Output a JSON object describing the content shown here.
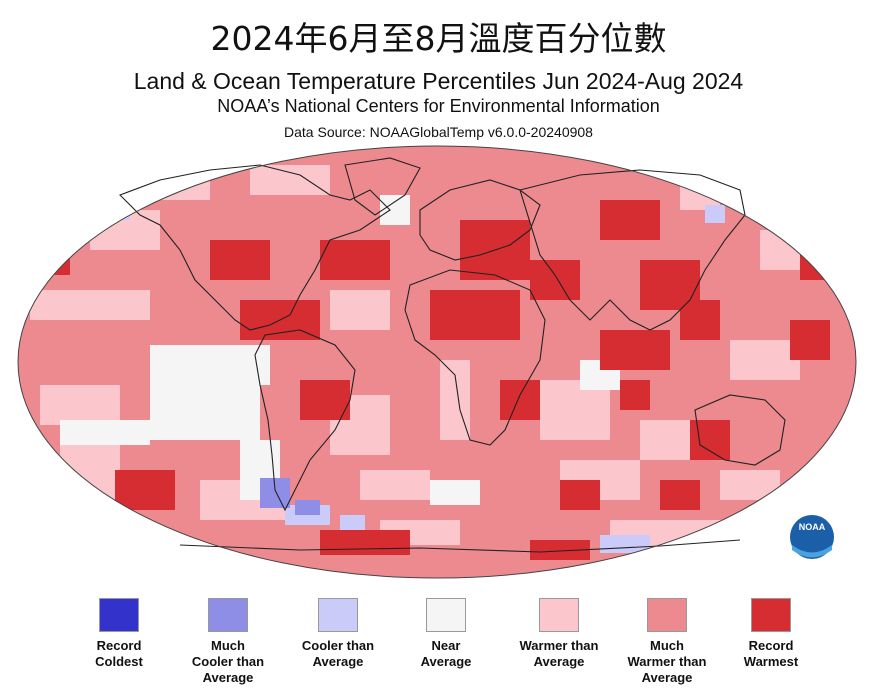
{
  "header": {
    "title_zh": "2024年6月至8月溫度百分位數",
    "title_en": "Land & Ocean Temperature Percentiles Jun 2024-Aug 2024",
    "subtitle": "NOAA’s National Centers for Environmental Information",
    "source": "Data Source: NOAAGlobalTemp v6.0.0-20240908"
  },
  "logo": {
    "text": "NOAA"
  },
  "colors": {
    "record_coldest": "#3333cc",
    "much_cooler": "#8e8ee6",
    "cooler": "#cbcbfa",
    "near": "#f5f5f5",
    "warmer": "#fbc7cc",
    "much_warmer": "#ec8a8f",
    "record_warmest": "#d62d32",
    "land_outline": "#222222"
  },
  "legend": [
    {
      "label": "Record\nColdest",
      "color": "#3333cc"
    },
    {
      "label": "Much\nCooler than\nAverage",
      "color": "#8e8ee6"
    },
    {
      "label": "Cooler than\nAverage",
      "color": "#cbcbfa"
    },
    {
      "label": "Near\nAverage",
      "color": "#f5f5f5"
    },
    {
      "label": "Warmer than\nAverage",
      "color": "#fbc7cc"
    },
    {
      "label": "Much\nWarmer than\nAverage",
      "color": "#ec8a8f"
    },
    {
      "label": "Record\nWarmest",
      "color": "#d62d32"
    }
  ]
}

^^^^^^^^

What you need to do – Check every line of the data, and copy the ones that contain "label".

Expected output –
      "label": "Record\nColdest",
      "label": "Much\nCooler than\nAverage",
      "label": "Cooler than\nAverage",
      "label": "Near\nAverage",
      "label": "Warmer than\nAverage",
      "label": "Much\nWarmer than\nAverage",
      "label": "Record\nWarmest",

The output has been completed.